== RECORDS PROVIDED ==

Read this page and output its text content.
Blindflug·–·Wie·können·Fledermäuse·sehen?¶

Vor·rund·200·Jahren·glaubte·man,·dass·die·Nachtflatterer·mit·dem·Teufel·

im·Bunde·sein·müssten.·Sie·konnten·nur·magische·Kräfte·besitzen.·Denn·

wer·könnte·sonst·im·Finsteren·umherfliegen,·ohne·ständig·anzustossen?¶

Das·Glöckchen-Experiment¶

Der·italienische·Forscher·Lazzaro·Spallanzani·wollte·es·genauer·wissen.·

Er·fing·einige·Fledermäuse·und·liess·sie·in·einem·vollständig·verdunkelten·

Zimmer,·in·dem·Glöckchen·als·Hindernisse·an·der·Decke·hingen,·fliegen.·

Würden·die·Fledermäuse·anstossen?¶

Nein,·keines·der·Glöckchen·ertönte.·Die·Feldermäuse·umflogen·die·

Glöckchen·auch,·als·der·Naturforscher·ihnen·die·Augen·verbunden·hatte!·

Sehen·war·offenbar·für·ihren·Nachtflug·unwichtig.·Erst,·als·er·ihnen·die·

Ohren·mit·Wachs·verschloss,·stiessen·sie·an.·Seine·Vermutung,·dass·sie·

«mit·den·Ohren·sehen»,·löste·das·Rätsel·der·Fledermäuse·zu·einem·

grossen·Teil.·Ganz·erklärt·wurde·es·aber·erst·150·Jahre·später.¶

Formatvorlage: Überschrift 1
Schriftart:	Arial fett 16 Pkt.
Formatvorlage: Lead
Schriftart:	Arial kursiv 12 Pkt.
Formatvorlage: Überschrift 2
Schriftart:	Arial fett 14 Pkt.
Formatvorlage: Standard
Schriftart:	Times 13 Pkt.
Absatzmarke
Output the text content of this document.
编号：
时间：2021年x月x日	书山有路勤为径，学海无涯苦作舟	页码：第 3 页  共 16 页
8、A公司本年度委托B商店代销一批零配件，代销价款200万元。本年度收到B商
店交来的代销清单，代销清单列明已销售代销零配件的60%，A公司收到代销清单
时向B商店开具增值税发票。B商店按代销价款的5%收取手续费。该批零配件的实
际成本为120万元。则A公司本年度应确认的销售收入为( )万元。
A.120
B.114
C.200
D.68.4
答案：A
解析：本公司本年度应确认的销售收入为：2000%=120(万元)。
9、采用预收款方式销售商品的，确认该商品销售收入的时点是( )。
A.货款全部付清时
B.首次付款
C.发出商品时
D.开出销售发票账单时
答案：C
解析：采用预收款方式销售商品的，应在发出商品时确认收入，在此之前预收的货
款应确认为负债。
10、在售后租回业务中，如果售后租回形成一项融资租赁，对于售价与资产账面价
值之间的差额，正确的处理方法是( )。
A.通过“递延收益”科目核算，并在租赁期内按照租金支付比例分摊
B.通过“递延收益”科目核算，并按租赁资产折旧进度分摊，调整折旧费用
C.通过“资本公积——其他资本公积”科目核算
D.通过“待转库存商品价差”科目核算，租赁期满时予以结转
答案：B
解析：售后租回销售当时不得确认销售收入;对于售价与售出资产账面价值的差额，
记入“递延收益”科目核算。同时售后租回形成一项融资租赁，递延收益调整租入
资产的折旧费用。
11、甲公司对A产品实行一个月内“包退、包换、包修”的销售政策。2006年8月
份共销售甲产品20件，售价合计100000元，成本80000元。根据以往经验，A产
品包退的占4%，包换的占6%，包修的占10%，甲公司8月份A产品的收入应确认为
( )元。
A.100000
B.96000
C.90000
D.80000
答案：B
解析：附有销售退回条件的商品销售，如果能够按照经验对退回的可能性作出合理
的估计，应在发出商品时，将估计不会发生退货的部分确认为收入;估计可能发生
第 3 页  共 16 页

===

- STATED PROBLEM
Every record above should be output exactly.

- ANSWER BELOW
Read this page and output its text content.
Blindflug·–·Wie·können·Fledermäuse·sehen?¶

Vor·rund·200·Jahren·glaubte·man,·dass·die·Nachtflatterer·mit·dem·Teufel·

im·Bunde·sein·müssten.·Sie·konnten·nur·magische·Kräfte·besitzen.·Denn·

wer·könnte·sonst·im·Finsteren·umherfliegen,·ohne·ständig·anzustossen?¶

Das·Glöckchen-Experiment¶

Der·italienische·Forscher·Lazzaro·Spallanzani·wollte·es·genauer·wissen.·

Er·fing·einige·Fledermäuse·und·liess·sie·in·einem·vollständig·verdunkelten·

Zimmer,·in·dem·Glöckchen·als·Hindernisse·an·der·Decke·hingen,·fliegen.·

Würden·die·Fledermäuse·anstossen?¶

Nein,·keines·der·Glöckchen·ertönte.·Die·Feldermäuse·umflogen·die·

Glöckchen·auch,·als·der·Naturforscher·ihnen·die·Augen·verbunden·hatte!·

Sehen·war·offenbar·für·ihren·Nachtflug·unwichtig.·Erst,·als·er·ihnen·die·

Ohren·mit·Wachs·verschloss,·stiessen·sie·an.·Seine·Vermutung,·dass·sie·

«mit·den·Ohren·sehen»,·löste·das·Rätsel·der·Fledermäuse·zu·einem·

grossen·Teil.·Ganz·erklärt·wurde·es·aber·erst·150·Jahre·später.¶

Formatvorlage: Überschrift 1
Schriftart:	Arial fett 16 Pkt.
Formatvorlage: Lead
Schriftart:	Arial kursiv 12 Pkt.
Formatvorlage: Überschrift 2
Schriftart:	Arial fett 14 Pkt.
Formatvorlage: Standard
Schriftart:	Times 13 Pkt.
Absatzmarke
Output the text content of this document.
编号：
时间：2021年x月x日	书山有路勤为径，学海无涯苦作舟	页码：第 3 页  共 16 页
8、A公司本年度委托B商店代销一批零配件，代销价款200万元。本年度收到B商
店交来的代销清单，代销清单列明已销售代销零配件的60%，A公司收到代销清单
时向B商店开具增值税发票。B商店按代销价款的5%收取手续费。该批零配件的实
际成本为120万元。则A公司本年度应确认的销售收入为( )万元。
A.120
B.114
C.200
D.68.4
答案：A
解析：本公司本年度应确认的销售收入为：2000%=120(万元)。
9、采用预收款方式销售商品的，确认该商品销售收入的时点是( )。
A.货款全部付清时
B.首次付款
C.发出商品时
D.开出销售发票账单时
答案：C
解析：采用预收款方式销售商品的，应在发出商品时确认收入，在此之前预收的货
款应确认为负债。
10、在售后租回业务中，如果售后租回形成一项融资租赁，对于售价与资产账面价
值之间的差额，正确的处理方法是( )。
A.通过“递延收益”科目核算，并在租赁期内按照租金支付比例分摊
B.通过“递延收益”科目核算，并按租赁资产折旧进度分摊，调整折旧费用
C.通过“资本公积——其他资本公积”科目核算
D.通过“待转库存商品价差”科目核算，租赁期满时予以结转
答案：B
解析：售后租回销售当时不得确认销售收入;对于售价与售出资产账面价值的差额，
记入“递延收益”科目核算。同时售后租回形成一项融资租赁，递延收益调整租入
资产的折旧费用。
11、甲公司对A产品实行一个月内“包退、包换、包修”的销售政策。2006年8月
份共销售甲产品20件，售价合计100000元，成本80000元。根据以往经验，A产
品包退的占4%，包换的占6%，包修的占10%，甲公司8月份A产品的收入应确认为
( )元。
A.100000
B.96000
C.90000
D.80000
答案：B
解析：附有销售退回条件的商品销售，如果能够按照经验对退回的可能性作出合理
的估计，应在发出商品时，将估计不会发生退货的部分确认为收入;估计可能发生
第 3 页  共 16 页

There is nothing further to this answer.